- [Records for this task]
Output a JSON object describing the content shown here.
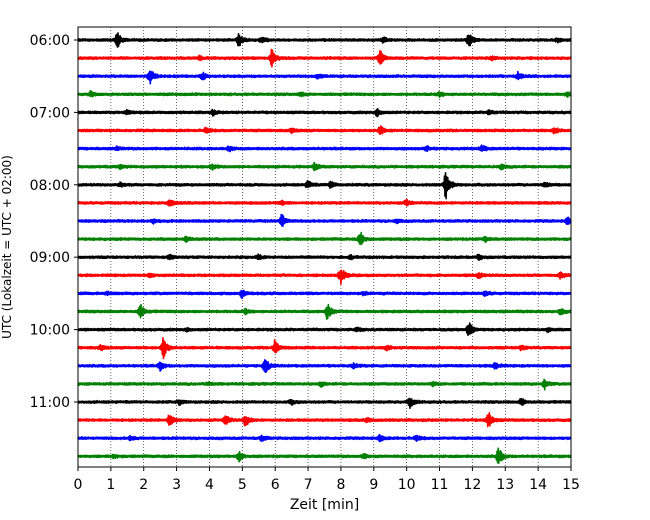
{
  "chart_data": {
    "type": "line",
    "title": "",
    "xlabel": "Zeit  [min]",
    "ylabel": "UTC (Lokalzeit = UTC + 02:00)",
    "xlim": [
      0,
      15
    ],
    "x_ticks": [
      "0",
      "1",
      "2",
      "3",
      "4",
      "5",
      "6",
      "7",
      "8",
      "9",
      "10",
      "11",
      "12",
      "13",
      "14",
      "15"
    ],
    "y_tick_labels": [
      "06:00",
      "07:00",
      "08:00",
      "09:00",
      "10:00",
      "11:00"
    ],
    "grid": "vertical dotted",
    "row_minutes": 15,
    "colors": [
      "#000000",
      "#ff0000",
      "#0000ff",
      "#008000"
    ],
    "traces": [
      {
        "start": "06:00",
        "color": "#000000",
        "events": [
          [
            1.2,
            1.0
          ],
          [
            4.9,
            0.7
          ],
          [
            5.6,
            0.35
          ],
          [
            9.3,
            0.3
          ],
          [
            11.9,
            0.85
          ],
          [
            14.6,
            0.25
          ]
        ]
      },
      {
        "start": "06:15",
        "color": "#ff0000",
        "events": [
          [
            5.9,
            1.0
          ],
          [
            9.2,
            0.85
          ],
          [
            3.7,
            0.25
          ],
          [
            12.6,
            0.2
          ]
        ]
      },
      {
        "start": "06:30",
        "color": "#0000ff",
        "events": [
          [
            2.2,
            0.95
          ],
          [
            3.8,
            0.4
          ],
          [
            13.4,
            0.45
          ],
          [
            7.3,
            0.25
          ]
        ]
      },
      {
        "start": "06:45",
        "color": "#008000",
        "events": [
          [
            0.4,
            0.3
          ],
          [
            6.8,
            0.2
          ],
          [
            11.0,
            0.25
          ],
          [
            14.9,
            0.3
          ]
        ]
      },
      {
        "start": "07:00",
        "color": "#000000",
        "events": [
          [
            9.1,
            0.45
          ],
          [
            4.1,
            0.3
          ],
          [
            1.5,
            0.25
          ],
          [
            12.5,
            0.25
          ]
        ]
      },
      {
        "start": "07:15",
        "color": "#ff0000",
        "events": [
          [
            9.2,
            0.5
          ],
          [
            14.5,
            0.35
          ],
          [
            3.9,
            0.3
          ],
          [
            6.5,
            0.25
          ]
        ]
      },
      {
        "start": "07:30",
        "color": "#0000ff",
        "events": [
          [
            12.3,
            0.4
          ],
          [
            4.6,
            0.3
          ],
          [
            10.6,
            0.3
          ],
          [
            1.2,
            0.2
          ]
        ]
      },
      {
        "start": "07:45",
        "color": "#008000",
        "events": [
          [
            7.2,
            0.4
          ],
          [
            4.1,
            0.3
          ],
          [
            12.9,
            0.3
          ],
          [
            1.3,
            0.2
          ]
        ]
      },
      {
        "start": "08:00",
        "color": "#000000",
        "events": [
          [
            11.2,
            1.9
          ],
          [
            7.0,
            0.45
          ],
          [
            7.7,
            0.4
          ],
          [
            14.2,
            0.3
          ],
          [
            1.3,
            0.25
          ]
        ]
      },
      {
        "start": "08:15",
        "color": "#ff0000",
        "events": [
          [
            2.8,
            0.45
          ],
          [
            10.0,
            0.35
          ],
          [
            6.2,
            0.25
          ]
        ]
      },
      {
        "start": "08:30",
        "color": "#0000ff",
        "events": [
          [
            6.2,
            0.85
          ],
          [
            14.9,
            0.4
          ],
          [
            2.3,
            0.25
          ],
          [
            9.7,
            0.2
          ]
        ]
      },
      {
        "start": "08:45",
        "color": "#008000",
        "events": [
          [
            8.6,
            0.8
          ],
          [
            3.3,
            0.25
          ],
          [
            12.4,
            0.25
          ]
        ]
      },
      {
        "start": "09:00",
        "color": "#000000",
        "events": [
          [
            2.8,
            0.3
          ],
          [
            5.5,
            0.25
          ],
          [
            12.2,
            0.3
          ],
          [
            8.3,
            0.2
          ]
        ]
      },
      {
        "start": "09:15",
        "color": "#ff0000",
        "events": [
          [
            8.0,
            1.0
          ],
          [
            14.7,
            0.4
          ],
          [
            12.2,
            0.3
          ],
          [
            2.2,
            0.25
          ]
        ]
      },
      {
        "start": "09:30",
        "color": "#0000ff",
        "events": [
          [
            5.0,
            0.55
          ],
          [
            12.4,
            0.3
          ],
          [
            0.9,
            0.2
          ],
          [
            8.7,
            0.2
          ]
        ]
      },
      {
        "start": "09:45",
        "color": "#008000",
        "events": [
          [
            1.9,
            0.8
          ],
          [
            7.6,
            1.0
          ],
          [
            14.7,
            0.4
          ],
          [
            5.1,
            0.25
          ]
        ]
      },
      {
        "start": "10:00",
        "color": "#000000",
        "events": [
          [
            11.9,
            0.85
          ],
          [
            3.3,
            0.2
          ],
          [
            8.5,
            0.2
          ],
          [
            14.3,
            0.2
          ]
        ]
      },
      {
        "start": "10:15",
        "color": "#ff0000",
        "events": [
          [
            2.6,
            1.3
          ],
          [
            6.0,
            0.9
          ],
          [
            13.5,
            0.3
          ],
          [
            0.7,
            0.3
          ],
          [
            9.4,
            0.25
          ]
        ]
      },
      {
        "start": "10:30",
        "color": "#0000ff",
        "events": [
          [
            2.5,
            0.5
          ],
          [
            5.7,
            0.9
          ],
          [
            12.7,
            0.45
          ],
          [
            8.4,
            0.25
          ]
        ]
      },
      {
        "start": "10:45",
        "color": "#008000",
        "events": [
          [
            14.2,
            0.55
          ],
          [
            7.4,
            0.25
          ],
          [
            4.0,
            0.2
          ],
          [
            10.8,
            0.2
          ]
        ]
      },
      {
        "start": "11:00",
        "color": "#000000",
        "events": [
          [
            10.1,
            0.7
          ],
          [
            13.5,
            0.45
          ],
          [
            3.1,
            0.25
          ],
          [
            6.5,
            0.25
          ]
        ]
      },
      {
        "start": "11:15",
        "color": "#ff0000",
        "events": [
          [
            2.8,
            0.85
          ],
          [
            4.5,
            0.65
          ],
          [
            5.1,
            0.7
          ],
          [
            12.5,
            0.9
          ],
          [
            8.8,
            0.25
          ]
        ]
      },
      {
        "start": "11:30",
        "color": "#0000ff",
        "events": [
          [
            9.2,
            0.4
          ],
          [
            10.3,
            0.3
          ],
          [
            5.6,
            0.3
          ],
          [
            1.6,
            0.2
          ]
        ]
      },
      {
        "start": "11:45",
        "color": "#008000",
        "events": [
          [
            4.9,
            0.6
          ],
          [
            12.8,
            1.0
          ],
          [
            8.7,
            0.25
          ],
          [
            1.1,
            0.2
          ]
        ]
      }
    ]
  }
}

- [What to do] Output the entries above exactly, without their pictures.

- [Result for this exercise]
Output a JSON object describing the content shown here.
{
  "chart_data": {
    "type": "line",
    "title": "",
    "xlabel": "Zeit  [min]",
    "ylabel": "UTC (Lokalzeit = UTC + 02:00)",
    "xlim": [
      0,
      15
    ],
    "x_ticks": [
      "0",
      "1",
      "2",
      "3",
      "4",
      "5",
      "6",
      "7",
      "8",
      "9",
      "10",
      "11",
      "12",
      "13",
      "14",
      "15"
    ],
    "y_tick_labels": [
      "06:00",
      "07:00",
      "08:00",
      "09:00",
      "10:00",
      "11:00"
    ],
    "grid": "vertical dotted",
    "row_minutes": 15,
    "colors": [
      "#000000",
      "#ff0000",
      "#0000ff",
      "#008000"
    ],
    "traces": [
      {
        "start": "06:00",
        "color": "#000000",
        "events": [
          [
            1.2,
            1.0
          ],
          [
            4.9,
            0.7
          ],
          [
            5.6,
            0.35
          ],
          [
            9.3,
            0.3
          ],
          [
            11.9,
            0.85
          ],
          [
            14.6,
            0.25
          ]
        ]
      },
      {
        "start": "06:15",
        "color": "#ff0000",
        "events": [
          [
            5.9,
            1.0
          ],
          [
            9.2,
            0.85
          ],
          [
            3.7,
            0.25
          ],
          [
            12.6,
            0.2
          ]
        ]
      },
      {
        "start": "06:30",
        "color": "#0000ff",
        "events": [
          [
            2.2,
            0.95
          ],
          [
            3.8,
            0.4
          ],
          [
            13.4,
            0.45
          ],
          [
            7.3,
            0.25
          ]
        ]
      },
      {
        "start": "06:45",
        "color": "#008000",
        "events": [
          [
            0.4,
            0.3
          ],
          [
            6.8,
            0.2
          ],
          [
            11.0,
            0.25
          ],
          [
            14.9,
            0.3
          ]
        ]
      },
      {
        "start": "07:00",
        "color": "#000000",
        "events": [
          [
            9.1,
            0.45
          ],
          [
            4.1,
            0.3
          ],
          [
            1.5,
            0.25
          ],
          [
            12.5,
            0.25
          ]
        ]
      },
      {
        "start": "07:15",
        "color": "#ff0000",
        "events": [
          [
            9.2,
            0.5
          ],
          [
            14.5,
            0.35
          ],
          [
            3.9,
            0.3
          ],
          [
            6.5,
            0.25
          ]
        ]
      },
      {
        "start": "07:30",
        "color": "#0000ff",
        "events": [
          [
            12.3,
            0.4
          ],
          [
            4.6,
            0.3
          ],
          [
            10.6,
            0.3
          ],
          [
            1.2,
            0.2
          ]
        ]
      },
      {
        "start": "07:45",
        "color": "#008000",
        "events": [
          [
            7.2,
            0.4
          ],
          [
            4.1,
            0.3
          ],
          [
            12.9,
            0.3
          ],
          [
            1.3,
            0.2
          ]
        ]
      },
      {
        "start": "08:00",
        "color": "#000000",
        "events": [
          [
            11.2,
            1.9
          ],
          [
            7.0,
            0.45
          ],
          [
            7.7,
            0.4
          ],
          [
            14.2,
            0.3
          ],
          [
            1.3,
            0.25
          ]
        ]
      },
      {
        "start": "08:15",
        "color": "#ff0000",
        "events": [
          [
            2.8,
            0.45
          ],
          [
            10.0,
            0.35
          ],
          [
            6.2,
            0.25
          ]
        ]
      },
      {
        "start": "08:30",
        "color": "#0000ff",
        "events": [
          [
            6.2,
            0.85
          ],
          [
            14.9,
            0.4
          ],
          [
            2.3,
            0.25
          ],
          [
            9.7,
            0.2
          ]
        ]
      },
      {
        "start": "08:45",
        "color": "#008000",
        "events": [
          [
            8.6,
            0.8
          ],
          [
            3.3,
            0.25
          ],
          [
            12.4,
            0.25
          ]
        ]
      },
      {
        "start": "09:00",
        "color": "#000000",
        "events": [
          [
            2.8,
            0.3
          ],
          [
            5.5,
            0.25
          ],
          [
            12.2,
            0.3
          ],
          [
            8.3,
            0.2
          ]
        ]
      },
      {
        "start": "09:15",
        "color": "#ff0000",
        "events": [
          [
            8.0,
            1.0
          ],
          [
            14.7,
            0.4
          ],
          [
            12.2,
            0.3
          ],
          [
            2.2,
            0.25
          ]
        ]
      },
      {
        "start": "09:30",
        "color": "#0000ff",
        "events": [
          [
            5.0,
            0.55
          ],
          [
            12.4,
            0.3
          ],
          [
            0.9,
            0.2
          ],
          [
            8.7,
            0.2
          ]
        ]
      },
      {
        "start": "09:45",
        "color": "#008000",
        "events": [
          [
            1.9,
            0.8
          ],
          [
            7.6,
            1.0
          ],
          [
            14.7,
            0.4
          ],
          [
            5.1,
            0.25
          ]
        ]
      },
      {
        "start": "10:00",
        "color": "#000000",
        "events": [
          [
            11.9,
            0.85
          ],
          [
            3.3,
            0.2
          ],
          [
            8.5,
            0.2
          ],
          [
            14.3,
            0.2
          ]
        ]
      },
      {
        "start": "10:15",
        "color": "#ff0000",
        "events": [
          [
            2.6,
            1.3
          ],
          [
            6.0,
            0.9
          ],
          [
            13.5,
            0.3
          ],
          [
            0.7,
            0.3
          ],
          [
            9.4,
            0.25
          ]
        ]
      },
      {
        "start": "10:30",
        "color": "#0000ff",
        "events": [
          [
            2.5,
            0.5
          ],
          [
            5.7,
            0.9
          ],
          [
            12.7,
            0.45
          ],
          [
            8.4,
            0.25
          ]
        ]
      },
      {
        "start": "10:45",
        "color": "#008000",
        "events": [
          [
            14.2,
            0.55
          ],
          [
            7.4,
            0.25
          ],
          [
            4.0,
            0.2
          ],
          [
            10.8,
            0.2
          ]
        ]
      },
      {
        "start": "11:00",
        "color": "#000000",
        "events": [
          [
            10.1,
            0.7
          ],
          [
            13.5,
            0.45
          ],
          [
            3.1,
            0.25
          ],
          [
            6.5,
            0.25
          ]
        ]
      },
      {
        "start": "11:15",
        "color": "#ff0000",
        "events": [
          [
            2.8,
            0.85
          ],
          [
            4.5,
            0.65
          ],
          [
            5.1,
            0.7
          ],
          [
            12.5,
            0.9
          ],
          [
            8.8,
            0.25
          ]
        ]
      },
      {
        "start": "11:30",
        "color": "#0000ff",
        "events": [
          [
            9.2,
            0.4
          ],
          [
            10.3,
            0.3
          ],
          [
            5.6,
            0.3
          ],
          [
            1.6,
            0.2
          ]
        ]
      },
      {
        "start": "11:45",
        "color": "#008000",
        "events": [
          [
            4.9,
            0.6
          ],
          [
            12.8,
            1.0
          ],
          [
            8.7,
            0.25
          ],
          [
            1.1,
            0.2
          ]
        ]
      }
    ]
  }
}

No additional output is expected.